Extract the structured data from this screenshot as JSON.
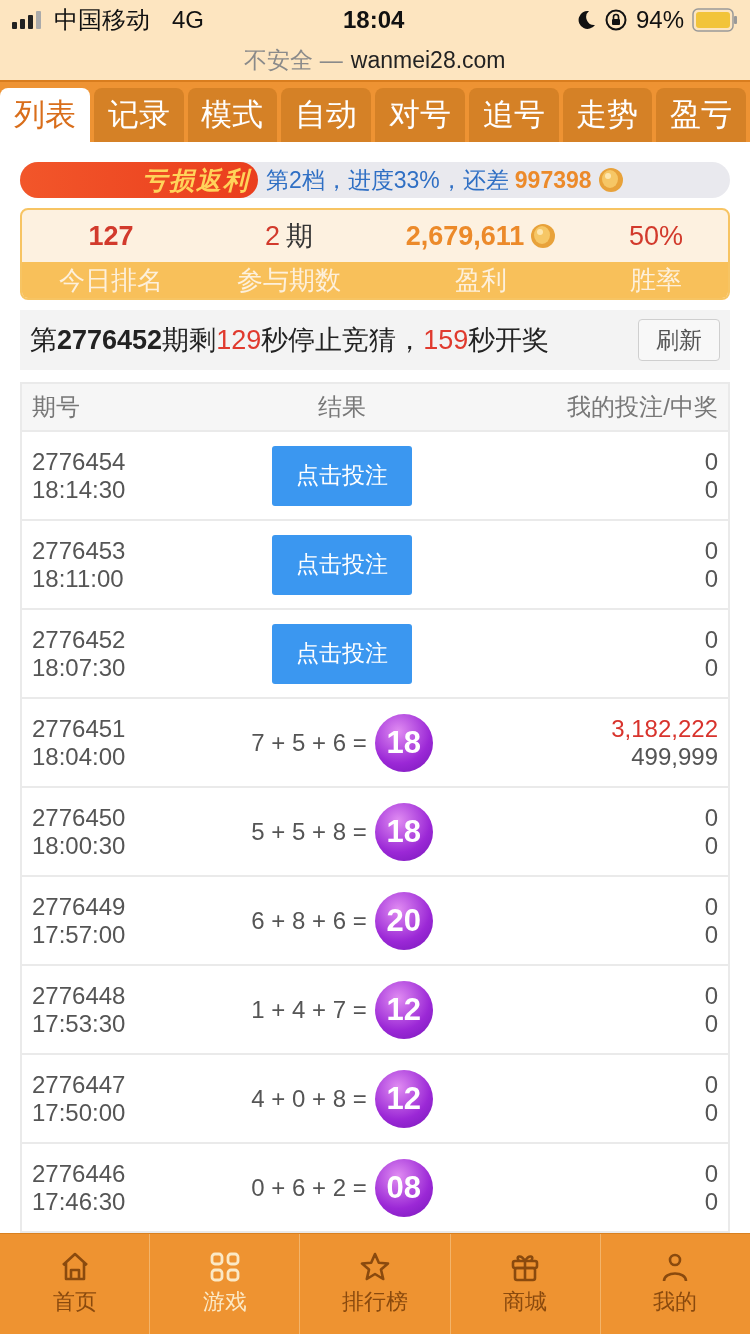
{
  "status_bar": {
    "carrier": "中国移动",
    "network": "4G",
    "time": "18:04",
    "battery": "94%"
  },
  "address_bar": {
    "security": "不安全 —",
    "domain": "wanmei28.com"
  },
  "tabs": [
    {
      "label": "列表",
      "selected": true
    },
    {
      "label": "记录",
      "selected": false
    },
    {
      "label": "模式",
      "selected": false
    },
    {
      "label": "自动",
      "selected": false
    },
    {
      "label": "对号",
      "selected": false
    },
    {
      "label": "追号",
      "selected": false
    },
    {
      "label": "走势",
      "selected": false
    },
    {
      "label": "盈亏",
      "selected": false
    }
  ],
  "rebate": {
    "badge": "亏损返利",
    "progress_text": "第2档，进度33%，还差",
    "amount": "997398"
  },
  "stats": [
    {
      "kind": "rank",
      "value": "127",
      "label": "今日排名"
    },
    {
      "kind": "count",
      "value": "2",
      "unit": "期",
      "label": "参与期数"
    },
    {
      "kind": "profit",
      "value": "2,679,611",
      "label": "盈利"
    },
    {
      "kind": "rate",
      "value": "50%",
      "label": "胜率"
    }
  ],
  "countdown": {
    "parts": [
      {
        "kind": "plain",
        "text": "第"
      },
      {
        "kind": "bold",
        "text": "2776452"
      },
      {
        "kind": "plain",
        "text": "期剩"
      },
      {
        "kind": "red",
        "text": "129"
      },
      {
        "kind": "plain",
        "text": "秒停止竞猜，"
      },
      {
        "kind": "red",
        "text": "159"
      },
      {
        "kind": "plain",
        "text": "秒开奖"
      }
    ],
    "button": "刷新"
  },
  "table": {
    "columns": [
      "期号",
      "结果",
      "我的投注/中奖"
    ],
    "rows": [
      {
        "period": "2776454",
        "time": "18:14:30",
        "kind": "bet",
        "button": "点击投注",
        "bet": "0",
        "win": "0",
        "won": false
      },
      {
        "period": "2776453",
        "time": "18:11:00",
        "kind": "bet",
        "button": "点击投注",
        "bet": "0",
        "win": "0",
        "won": false
      },
      {
        "period": "2776452",
        "time": "18:07:30",
        "kind": "bet",
        "button": "点击投注",
        "bet": "0",
        "win": "0",
        "won": false
      },
      {
        "period": "2776451",
        "time": "18:04:00",
        "kind": "result",
        "formula": "7 + 5 + 6 =",
        "ball": "18",
        "bet": "3,182,222",
        "win": "499,999",
        "won": true
      },
      {
        "period": "2776450",
        "time": "18:00:30",
        "kind": "result",
        "formula": "5 + 5 + 8 =",
        "ball": "18",
        "bet": "0",
        "win": "0",
        "won": false
      },
      {
        "period": "2776449",
        "time": "17:57:00",
        "kind": "result",
        "formula": "6 + 8 + 6 =",
        "ball": "20",
        "bet": "0",
        "win": "0",
        "won": false
      },
      {
        "period": "2776448",
        "time": "17:53:30",
        "kind": "result",
        "formula": "1 + 4 + 7 =",
        "ball": "12",
        "bet": "0",
        "win": "0",
        "won": false
      },
      {
        "period": "2776447",
        "time": "17:50:00",
        "kind": "result",
        "formula": "4 + 0 + 8 =",
        "ball": "12",
        "bet": "0",
        "win": "0",
        "won": false
      },
      {
        "period": "2776446",
        "time": "17:46:30",
        "kind": "result",
        "formula": "0 + 6 + 2 =",
        "ball": "08",
        "bet": "0",
        "win": "0",
        "won": false
      }
    ]
  },
  "bottom_nav": [
    {
      "kind": "home",
      "label": "首页",
      "selected": false
    },
    {
      "kind": "grid",
      "label": "游戏",
      "selected": true
    },
    {
      "kind": "star",
      "label": "排行榜",
      "selected": false
    },
    {
      "kind": "gift",
      "label": "商城",
      "selected": false
    },
    {
      "kind": "person",
      "label": "我的",
      "selected": false
    }
  ]
}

■ REQUIREMENTS ■
Report the number of lines that include the string "value"; return nothing but the count.

■ ANSWER ■
4